(What the task asks): Repeat the whole listing exactly as written.

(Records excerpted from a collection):
○ ○ ○
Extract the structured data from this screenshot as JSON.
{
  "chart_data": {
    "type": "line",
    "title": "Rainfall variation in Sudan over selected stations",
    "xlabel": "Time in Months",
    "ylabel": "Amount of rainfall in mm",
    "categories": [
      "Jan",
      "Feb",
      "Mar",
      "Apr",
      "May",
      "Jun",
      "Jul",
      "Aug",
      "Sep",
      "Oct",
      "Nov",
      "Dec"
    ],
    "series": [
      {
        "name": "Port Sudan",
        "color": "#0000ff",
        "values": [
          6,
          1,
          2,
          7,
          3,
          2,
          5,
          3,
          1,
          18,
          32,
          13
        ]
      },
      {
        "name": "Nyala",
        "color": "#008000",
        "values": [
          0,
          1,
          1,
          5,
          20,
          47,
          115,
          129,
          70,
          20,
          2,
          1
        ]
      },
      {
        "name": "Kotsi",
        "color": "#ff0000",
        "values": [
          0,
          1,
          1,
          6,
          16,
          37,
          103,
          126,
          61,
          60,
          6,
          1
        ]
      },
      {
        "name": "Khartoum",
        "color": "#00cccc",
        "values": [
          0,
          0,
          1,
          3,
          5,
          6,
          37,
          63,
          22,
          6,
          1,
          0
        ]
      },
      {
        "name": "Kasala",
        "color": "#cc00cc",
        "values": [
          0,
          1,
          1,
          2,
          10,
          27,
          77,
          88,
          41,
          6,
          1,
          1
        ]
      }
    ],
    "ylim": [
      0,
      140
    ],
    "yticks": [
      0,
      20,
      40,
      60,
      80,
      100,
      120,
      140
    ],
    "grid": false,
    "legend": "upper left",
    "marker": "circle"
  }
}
○ ○ ○
(Problem solution):
Extract the structured data from this screenshot as JSON.
{
  "chart_data": {
    "type": "line",
    "title": "Rainfall variation in Sudan over selected stations",
    "xlabel": "Time in Months",
    "ylabel": "Amount of rainfall in mm",
    "categories": [
      "Jan",
      "Feb",
      "Mar",
      "Apr",
      "May",
      "Jun",
      "Jul",
      "Aug",
      "Sep",
      "Oct",
      "Nov",
      "Dec"
    ],
    "series": [
      {
        "name": "Port Sudan",
        "color": "#0000ff",
        "values": [
          6,
          1,
          2,
          7,
          3,
          2,
          5,
          3,
          1,
          18,
          32,
          13
        ]
      },
      {
        "name": "Nyala",
        "color": "#008000",
        "values": [
          0,
          1,
          1,
          5,
          20,
          47,
          115,
          129,
          70,
          20,
          2,
          1
        ]
      },
      {
        "name": "Kotsi",
        "color": "#ff0000",
        "values": [
          0,
          1,
          1,
          6,
          16,
          37,
          103,
          126,
          61,
          60,
          6,
          1
        ]
      },
      {
        "name": "Khartoum",
        "color": "#00cccc",
        "values": [
          0,
          0,
          1,
          3,
          5,
          6,
          37,
          63,
          22,
          6,
          1,
          0
        ]
      },
      {
        "name": "Kasala",
        "color": "#cc00cc",
        "values": [
          0,
          1,
          1,
          2,
          10,
          27,
          77,
          88,
          41,
          6,
          1,
          1
        ]
      }
    ],
    "ylim": [
      0,
      140
    ],
    "yticks": [
      0,
      20,
      40,
      60,
      80,
      100,
      120,
      140
    ],
    "grid": false,
    "legend": "upper left",
    "marker": "circle"
  }
}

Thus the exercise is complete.